● Your objective: Of the lines in these entries, how many contain the string "dist"? Give the number and nothing else.
** START **
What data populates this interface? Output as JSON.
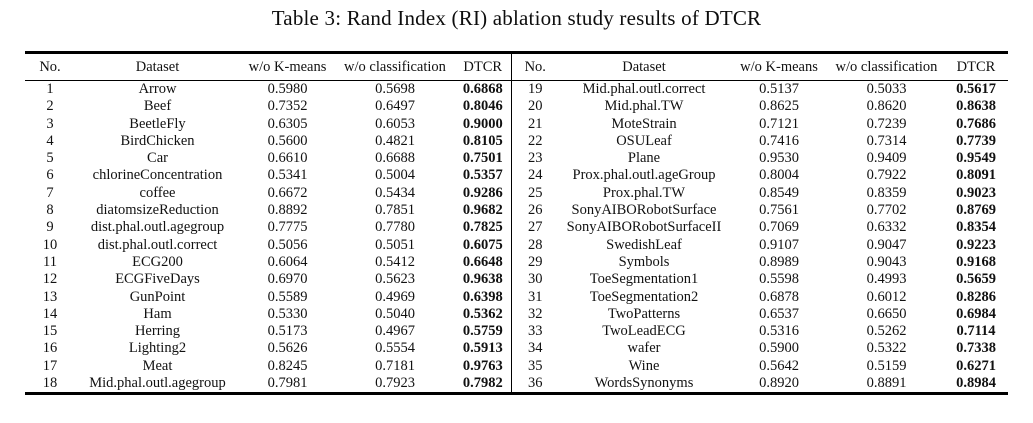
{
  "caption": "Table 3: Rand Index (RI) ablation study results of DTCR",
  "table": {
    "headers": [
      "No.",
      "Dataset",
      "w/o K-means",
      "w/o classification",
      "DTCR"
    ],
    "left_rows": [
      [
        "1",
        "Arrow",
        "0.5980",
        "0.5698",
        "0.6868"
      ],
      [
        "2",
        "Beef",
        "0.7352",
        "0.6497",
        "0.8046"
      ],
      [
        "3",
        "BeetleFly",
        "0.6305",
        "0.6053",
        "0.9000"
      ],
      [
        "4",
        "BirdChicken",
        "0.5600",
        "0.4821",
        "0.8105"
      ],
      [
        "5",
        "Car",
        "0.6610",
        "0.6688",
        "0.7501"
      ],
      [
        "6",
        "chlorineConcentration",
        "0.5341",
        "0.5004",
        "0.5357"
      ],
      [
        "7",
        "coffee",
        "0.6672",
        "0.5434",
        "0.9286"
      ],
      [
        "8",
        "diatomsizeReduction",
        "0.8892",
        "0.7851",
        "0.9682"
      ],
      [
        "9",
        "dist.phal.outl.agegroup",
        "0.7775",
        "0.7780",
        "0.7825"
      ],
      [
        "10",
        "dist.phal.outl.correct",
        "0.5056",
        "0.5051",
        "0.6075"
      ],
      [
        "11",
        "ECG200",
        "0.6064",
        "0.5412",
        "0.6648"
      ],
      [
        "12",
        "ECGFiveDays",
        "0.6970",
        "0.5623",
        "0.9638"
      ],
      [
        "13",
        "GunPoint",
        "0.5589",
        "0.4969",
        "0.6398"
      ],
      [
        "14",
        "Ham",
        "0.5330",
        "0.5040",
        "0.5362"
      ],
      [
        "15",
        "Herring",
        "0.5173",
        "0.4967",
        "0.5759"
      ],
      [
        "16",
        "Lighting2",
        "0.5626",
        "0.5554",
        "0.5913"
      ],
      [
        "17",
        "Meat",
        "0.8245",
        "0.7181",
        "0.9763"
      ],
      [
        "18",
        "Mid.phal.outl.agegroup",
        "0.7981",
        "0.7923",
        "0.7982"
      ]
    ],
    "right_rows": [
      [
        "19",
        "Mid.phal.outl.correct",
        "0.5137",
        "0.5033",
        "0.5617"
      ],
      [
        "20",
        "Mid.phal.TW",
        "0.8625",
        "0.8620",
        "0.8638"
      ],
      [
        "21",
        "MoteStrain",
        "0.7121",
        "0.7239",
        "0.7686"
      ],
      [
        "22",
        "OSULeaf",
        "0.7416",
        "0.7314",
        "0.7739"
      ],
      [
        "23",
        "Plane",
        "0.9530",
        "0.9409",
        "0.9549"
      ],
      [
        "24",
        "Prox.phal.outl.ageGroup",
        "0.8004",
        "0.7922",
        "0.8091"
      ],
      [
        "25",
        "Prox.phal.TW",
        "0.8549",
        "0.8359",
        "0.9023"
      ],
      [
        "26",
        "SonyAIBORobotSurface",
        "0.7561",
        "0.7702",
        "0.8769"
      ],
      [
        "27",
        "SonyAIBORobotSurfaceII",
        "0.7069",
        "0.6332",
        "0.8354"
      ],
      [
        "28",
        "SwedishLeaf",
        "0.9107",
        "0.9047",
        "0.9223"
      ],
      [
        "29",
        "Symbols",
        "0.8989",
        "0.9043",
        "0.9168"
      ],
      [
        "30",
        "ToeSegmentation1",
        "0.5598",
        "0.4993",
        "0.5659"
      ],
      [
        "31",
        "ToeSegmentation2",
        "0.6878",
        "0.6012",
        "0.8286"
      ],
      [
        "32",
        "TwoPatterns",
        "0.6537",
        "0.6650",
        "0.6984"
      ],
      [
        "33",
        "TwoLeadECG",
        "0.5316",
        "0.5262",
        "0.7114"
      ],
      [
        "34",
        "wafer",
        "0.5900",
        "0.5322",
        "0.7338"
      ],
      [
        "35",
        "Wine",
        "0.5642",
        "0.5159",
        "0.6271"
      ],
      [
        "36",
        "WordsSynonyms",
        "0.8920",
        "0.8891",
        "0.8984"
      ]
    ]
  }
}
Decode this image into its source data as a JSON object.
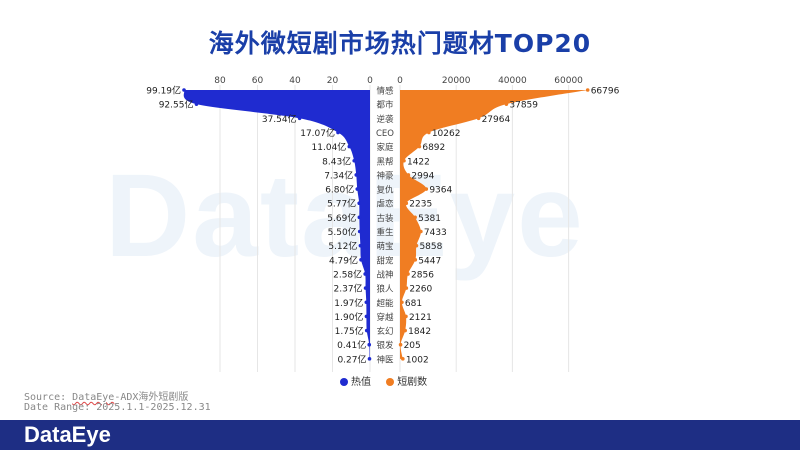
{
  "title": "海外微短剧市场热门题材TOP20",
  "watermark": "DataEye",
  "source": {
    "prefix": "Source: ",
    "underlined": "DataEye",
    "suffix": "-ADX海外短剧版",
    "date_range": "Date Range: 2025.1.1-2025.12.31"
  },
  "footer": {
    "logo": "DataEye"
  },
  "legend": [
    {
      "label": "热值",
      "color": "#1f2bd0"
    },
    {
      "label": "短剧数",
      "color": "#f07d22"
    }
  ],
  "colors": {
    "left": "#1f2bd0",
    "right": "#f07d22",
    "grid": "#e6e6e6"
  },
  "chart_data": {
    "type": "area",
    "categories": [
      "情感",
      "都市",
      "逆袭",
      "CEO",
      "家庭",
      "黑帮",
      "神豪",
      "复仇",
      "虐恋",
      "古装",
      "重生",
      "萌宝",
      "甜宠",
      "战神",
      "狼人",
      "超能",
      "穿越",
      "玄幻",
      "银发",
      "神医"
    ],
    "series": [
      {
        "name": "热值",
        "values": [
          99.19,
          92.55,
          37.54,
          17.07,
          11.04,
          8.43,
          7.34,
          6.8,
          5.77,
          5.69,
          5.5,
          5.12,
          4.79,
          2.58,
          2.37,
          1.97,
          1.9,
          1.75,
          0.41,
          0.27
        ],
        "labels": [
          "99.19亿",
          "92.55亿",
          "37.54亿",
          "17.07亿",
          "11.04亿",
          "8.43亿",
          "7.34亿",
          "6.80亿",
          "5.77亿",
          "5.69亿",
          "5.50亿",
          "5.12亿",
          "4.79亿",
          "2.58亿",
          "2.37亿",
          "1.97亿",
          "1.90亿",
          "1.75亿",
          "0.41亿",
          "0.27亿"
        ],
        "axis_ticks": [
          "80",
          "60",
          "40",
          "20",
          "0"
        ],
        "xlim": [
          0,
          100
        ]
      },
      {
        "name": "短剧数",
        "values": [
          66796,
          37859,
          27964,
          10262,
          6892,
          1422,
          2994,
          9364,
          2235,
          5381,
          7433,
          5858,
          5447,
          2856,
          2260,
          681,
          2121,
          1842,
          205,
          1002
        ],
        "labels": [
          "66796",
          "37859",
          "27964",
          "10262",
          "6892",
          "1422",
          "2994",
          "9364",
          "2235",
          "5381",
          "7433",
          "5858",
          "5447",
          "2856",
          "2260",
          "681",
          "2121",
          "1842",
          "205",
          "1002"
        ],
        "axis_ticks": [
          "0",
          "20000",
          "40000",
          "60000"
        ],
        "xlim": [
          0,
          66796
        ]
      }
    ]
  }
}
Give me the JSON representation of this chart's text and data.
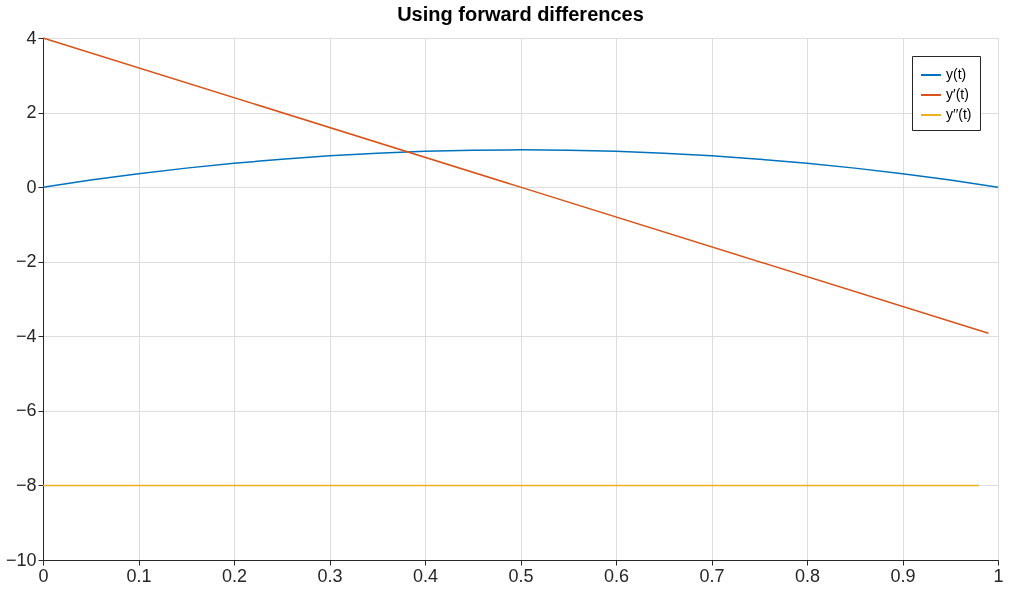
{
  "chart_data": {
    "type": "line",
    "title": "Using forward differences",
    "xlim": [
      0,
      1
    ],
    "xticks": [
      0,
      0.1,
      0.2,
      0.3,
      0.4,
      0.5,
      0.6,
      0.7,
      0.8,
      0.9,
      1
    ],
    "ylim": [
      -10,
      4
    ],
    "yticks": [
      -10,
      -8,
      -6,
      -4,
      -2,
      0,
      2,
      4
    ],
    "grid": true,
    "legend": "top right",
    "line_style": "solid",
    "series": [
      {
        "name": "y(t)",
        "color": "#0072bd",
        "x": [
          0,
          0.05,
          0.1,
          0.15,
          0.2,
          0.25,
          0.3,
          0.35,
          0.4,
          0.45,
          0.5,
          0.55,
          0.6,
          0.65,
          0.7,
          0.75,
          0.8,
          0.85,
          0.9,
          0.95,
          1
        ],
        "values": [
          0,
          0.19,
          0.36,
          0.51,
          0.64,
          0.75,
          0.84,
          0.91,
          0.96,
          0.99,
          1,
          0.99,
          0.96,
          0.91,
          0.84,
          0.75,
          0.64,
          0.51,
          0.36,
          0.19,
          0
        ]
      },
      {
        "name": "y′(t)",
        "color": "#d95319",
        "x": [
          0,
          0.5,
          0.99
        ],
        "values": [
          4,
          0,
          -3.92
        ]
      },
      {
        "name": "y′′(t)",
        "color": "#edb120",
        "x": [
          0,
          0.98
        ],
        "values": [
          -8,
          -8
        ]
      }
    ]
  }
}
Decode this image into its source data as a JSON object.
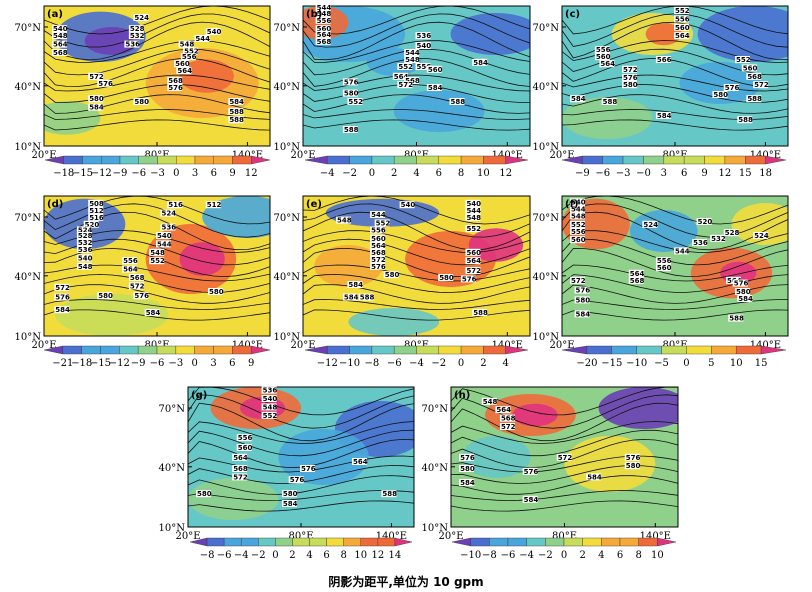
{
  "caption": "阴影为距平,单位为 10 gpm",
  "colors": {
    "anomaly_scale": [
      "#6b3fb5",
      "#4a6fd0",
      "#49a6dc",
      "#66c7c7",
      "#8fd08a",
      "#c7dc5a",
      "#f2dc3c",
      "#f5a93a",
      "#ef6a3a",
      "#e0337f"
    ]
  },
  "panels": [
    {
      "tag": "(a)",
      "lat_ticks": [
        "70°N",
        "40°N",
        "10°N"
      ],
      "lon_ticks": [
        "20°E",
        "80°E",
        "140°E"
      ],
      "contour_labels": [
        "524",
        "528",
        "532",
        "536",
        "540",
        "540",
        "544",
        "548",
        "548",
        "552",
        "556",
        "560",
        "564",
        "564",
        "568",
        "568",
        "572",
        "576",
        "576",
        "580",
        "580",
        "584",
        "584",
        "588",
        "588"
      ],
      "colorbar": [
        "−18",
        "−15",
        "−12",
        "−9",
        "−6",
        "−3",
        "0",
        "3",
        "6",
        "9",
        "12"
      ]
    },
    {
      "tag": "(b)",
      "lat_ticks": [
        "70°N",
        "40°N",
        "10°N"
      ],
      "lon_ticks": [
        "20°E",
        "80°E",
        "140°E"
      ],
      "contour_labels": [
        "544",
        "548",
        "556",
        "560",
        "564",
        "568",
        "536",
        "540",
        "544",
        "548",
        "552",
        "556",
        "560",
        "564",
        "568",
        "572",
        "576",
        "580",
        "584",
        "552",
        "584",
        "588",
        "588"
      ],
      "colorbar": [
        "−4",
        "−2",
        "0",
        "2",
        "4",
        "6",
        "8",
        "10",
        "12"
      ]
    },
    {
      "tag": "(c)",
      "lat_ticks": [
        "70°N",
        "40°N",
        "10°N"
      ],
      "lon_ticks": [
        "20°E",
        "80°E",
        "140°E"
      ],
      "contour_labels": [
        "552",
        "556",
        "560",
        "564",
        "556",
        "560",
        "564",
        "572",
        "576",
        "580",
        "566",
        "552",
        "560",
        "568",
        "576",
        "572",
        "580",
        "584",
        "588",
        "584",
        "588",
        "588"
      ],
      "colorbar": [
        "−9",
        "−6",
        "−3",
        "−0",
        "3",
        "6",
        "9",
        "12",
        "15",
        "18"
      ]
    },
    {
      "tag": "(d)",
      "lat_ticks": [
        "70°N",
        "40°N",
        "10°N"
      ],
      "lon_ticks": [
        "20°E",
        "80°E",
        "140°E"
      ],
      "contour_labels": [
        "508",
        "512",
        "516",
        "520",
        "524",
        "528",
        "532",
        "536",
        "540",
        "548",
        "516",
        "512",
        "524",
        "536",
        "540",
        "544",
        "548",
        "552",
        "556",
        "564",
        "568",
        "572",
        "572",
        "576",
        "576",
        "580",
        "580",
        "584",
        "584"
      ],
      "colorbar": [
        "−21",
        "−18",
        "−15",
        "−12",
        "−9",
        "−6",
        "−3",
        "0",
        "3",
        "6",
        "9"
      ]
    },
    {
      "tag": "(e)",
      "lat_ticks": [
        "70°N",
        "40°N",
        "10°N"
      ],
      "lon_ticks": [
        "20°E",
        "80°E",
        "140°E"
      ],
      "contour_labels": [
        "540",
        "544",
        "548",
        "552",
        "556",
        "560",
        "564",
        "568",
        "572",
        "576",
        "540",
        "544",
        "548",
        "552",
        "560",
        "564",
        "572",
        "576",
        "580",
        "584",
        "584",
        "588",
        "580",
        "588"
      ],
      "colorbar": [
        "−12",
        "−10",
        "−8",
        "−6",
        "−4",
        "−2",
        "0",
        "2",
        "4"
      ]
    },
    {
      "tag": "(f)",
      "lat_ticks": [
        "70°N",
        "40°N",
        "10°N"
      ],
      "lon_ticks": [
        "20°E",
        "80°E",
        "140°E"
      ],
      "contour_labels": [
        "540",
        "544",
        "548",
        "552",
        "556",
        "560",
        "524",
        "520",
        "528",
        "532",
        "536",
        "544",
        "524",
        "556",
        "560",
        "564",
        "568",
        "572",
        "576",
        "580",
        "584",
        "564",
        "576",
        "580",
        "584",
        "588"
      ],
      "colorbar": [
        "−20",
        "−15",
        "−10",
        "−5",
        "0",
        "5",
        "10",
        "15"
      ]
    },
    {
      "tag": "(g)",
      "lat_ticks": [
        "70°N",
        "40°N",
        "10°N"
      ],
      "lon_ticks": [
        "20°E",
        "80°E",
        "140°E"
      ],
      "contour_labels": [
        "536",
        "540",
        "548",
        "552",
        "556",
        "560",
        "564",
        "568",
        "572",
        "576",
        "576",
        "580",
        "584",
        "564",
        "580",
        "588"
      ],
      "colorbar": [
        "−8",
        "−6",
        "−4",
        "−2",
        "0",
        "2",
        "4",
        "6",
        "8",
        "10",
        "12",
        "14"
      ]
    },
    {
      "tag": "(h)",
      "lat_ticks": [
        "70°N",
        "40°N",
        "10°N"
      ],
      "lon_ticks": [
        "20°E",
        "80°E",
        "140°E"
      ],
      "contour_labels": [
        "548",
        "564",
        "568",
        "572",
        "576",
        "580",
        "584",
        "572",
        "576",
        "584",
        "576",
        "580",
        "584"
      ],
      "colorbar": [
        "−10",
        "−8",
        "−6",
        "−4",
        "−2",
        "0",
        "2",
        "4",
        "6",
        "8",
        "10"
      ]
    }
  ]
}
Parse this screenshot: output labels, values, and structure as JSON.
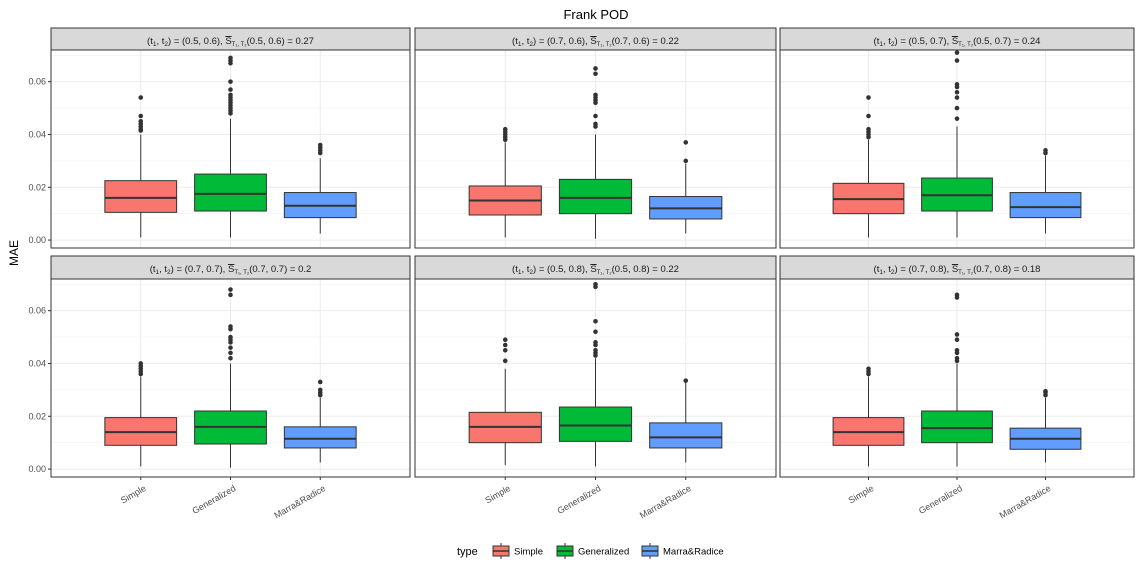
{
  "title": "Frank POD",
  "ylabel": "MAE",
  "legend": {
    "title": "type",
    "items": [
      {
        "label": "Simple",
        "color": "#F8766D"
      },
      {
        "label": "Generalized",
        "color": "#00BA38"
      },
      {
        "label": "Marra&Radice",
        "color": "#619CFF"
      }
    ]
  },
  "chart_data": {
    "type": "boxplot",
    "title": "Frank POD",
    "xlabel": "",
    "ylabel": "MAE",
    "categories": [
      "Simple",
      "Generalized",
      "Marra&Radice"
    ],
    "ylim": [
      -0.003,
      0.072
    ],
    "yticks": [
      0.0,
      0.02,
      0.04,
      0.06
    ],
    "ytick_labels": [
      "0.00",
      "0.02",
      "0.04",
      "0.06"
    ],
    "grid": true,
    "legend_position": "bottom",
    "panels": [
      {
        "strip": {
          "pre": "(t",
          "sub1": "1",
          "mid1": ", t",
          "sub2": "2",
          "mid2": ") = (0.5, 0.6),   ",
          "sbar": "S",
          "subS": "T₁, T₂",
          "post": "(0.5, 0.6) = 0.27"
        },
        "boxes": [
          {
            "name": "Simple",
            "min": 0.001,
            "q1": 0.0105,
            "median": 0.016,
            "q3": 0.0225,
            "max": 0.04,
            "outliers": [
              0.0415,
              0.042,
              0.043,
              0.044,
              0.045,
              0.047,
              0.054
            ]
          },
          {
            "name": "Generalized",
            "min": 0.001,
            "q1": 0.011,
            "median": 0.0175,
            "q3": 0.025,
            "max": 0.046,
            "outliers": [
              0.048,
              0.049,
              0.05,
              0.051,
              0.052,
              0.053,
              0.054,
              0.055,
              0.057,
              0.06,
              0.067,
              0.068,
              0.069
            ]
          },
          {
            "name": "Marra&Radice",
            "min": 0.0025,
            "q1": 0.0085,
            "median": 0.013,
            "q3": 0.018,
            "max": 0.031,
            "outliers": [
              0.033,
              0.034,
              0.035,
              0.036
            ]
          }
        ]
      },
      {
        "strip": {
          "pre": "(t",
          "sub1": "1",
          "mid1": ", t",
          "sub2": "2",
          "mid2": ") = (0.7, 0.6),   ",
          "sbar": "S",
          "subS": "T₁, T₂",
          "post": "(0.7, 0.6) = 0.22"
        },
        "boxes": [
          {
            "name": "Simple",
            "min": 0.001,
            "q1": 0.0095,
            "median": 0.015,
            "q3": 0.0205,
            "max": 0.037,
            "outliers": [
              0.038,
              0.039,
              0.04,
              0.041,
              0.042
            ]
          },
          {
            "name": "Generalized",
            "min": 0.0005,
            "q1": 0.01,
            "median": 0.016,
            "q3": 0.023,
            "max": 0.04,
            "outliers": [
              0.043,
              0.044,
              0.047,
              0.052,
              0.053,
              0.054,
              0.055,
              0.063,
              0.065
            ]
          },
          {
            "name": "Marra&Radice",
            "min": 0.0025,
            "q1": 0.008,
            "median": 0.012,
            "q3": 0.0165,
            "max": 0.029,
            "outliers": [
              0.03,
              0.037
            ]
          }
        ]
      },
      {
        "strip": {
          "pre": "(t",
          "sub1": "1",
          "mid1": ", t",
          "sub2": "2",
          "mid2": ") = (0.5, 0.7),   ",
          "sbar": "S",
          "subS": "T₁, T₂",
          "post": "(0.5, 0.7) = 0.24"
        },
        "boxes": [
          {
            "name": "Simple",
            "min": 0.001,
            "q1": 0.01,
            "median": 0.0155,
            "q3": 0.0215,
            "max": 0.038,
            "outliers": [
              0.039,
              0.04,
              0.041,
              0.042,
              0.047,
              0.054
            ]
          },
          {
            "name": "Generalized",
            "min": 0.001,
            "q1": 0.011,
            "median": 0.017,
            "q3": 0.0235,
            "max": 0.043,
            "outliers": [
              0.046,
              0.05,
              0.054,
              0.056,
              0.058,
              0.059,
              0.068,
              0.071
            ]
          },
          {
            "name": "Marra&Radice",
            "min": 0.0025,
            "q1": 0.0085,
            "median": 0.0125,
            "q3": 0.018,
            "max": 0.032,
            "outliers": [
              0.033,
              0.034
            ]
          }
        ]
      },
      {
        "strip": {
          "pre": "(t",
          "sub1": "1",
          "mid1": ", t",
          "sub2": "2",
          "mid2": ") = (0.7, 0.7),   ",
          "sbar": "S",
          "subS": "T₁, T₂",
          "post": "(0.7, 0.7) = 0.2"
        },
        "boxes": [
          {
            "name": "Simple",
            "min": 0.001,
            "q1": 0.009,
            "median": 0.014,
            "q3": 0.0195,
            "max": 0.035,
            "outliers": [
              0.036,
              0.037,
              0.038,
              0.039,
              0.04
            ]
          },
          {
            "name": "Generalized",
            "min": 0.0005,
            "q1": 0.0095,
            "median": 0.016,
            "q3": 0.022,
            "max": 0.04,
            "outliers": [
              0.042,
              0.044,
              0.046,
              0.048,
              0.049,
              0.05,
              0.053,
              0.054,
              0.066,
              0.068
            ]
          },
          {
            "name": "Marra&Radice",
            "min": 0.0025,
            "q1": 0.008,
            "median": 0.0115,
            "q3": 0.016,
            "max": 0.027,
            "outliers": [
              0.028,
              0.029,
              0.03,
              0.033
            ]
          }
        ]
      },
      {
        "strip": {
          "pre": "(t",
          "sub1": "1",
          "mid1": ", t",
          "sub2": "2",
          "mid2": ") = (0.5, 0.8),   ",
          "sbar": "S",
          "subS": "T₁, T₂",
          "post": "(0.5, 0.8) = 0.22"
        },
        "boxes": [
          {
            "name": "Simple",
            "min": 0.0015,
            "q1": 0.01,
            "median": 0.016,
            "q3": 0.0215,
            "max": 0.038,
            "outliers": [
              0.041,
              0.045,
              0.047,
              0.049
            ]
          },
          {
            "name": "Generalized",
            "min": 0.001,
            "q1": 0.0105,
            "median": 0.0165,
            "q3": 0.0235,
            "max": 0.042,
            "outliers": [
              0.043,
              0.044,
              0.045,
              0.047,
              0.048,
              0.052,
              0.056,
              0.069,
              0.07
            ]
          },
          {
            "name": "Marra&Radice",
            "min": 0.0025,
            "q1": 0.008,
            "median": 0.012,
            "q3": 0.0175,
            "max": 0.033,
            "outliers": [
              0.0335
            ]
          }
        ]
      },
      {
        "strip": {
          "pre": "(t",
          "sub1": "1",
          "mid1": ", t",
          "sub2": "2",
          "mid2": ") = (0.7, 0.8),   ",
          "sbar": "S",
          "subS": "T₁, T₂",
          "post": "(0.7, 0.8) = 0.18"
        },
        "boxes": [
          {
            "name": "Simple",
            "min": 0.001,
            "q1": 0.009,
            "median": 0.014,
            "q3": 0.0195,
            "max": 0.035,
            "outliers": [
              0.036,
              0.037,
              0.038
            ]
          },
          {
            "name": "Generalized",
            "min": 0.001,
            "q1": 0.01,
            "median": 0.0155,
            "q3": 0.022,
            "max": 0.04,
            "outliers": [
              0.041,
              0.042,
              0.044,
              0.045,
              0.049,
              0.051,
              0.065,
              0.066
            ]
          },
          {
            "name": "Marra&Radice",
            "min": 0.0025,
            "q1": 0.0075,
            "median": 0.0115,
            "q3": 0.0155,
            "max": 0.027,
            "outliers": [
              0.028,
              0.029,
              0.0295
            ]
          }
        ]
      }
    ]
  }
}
** END **
● Reply: 2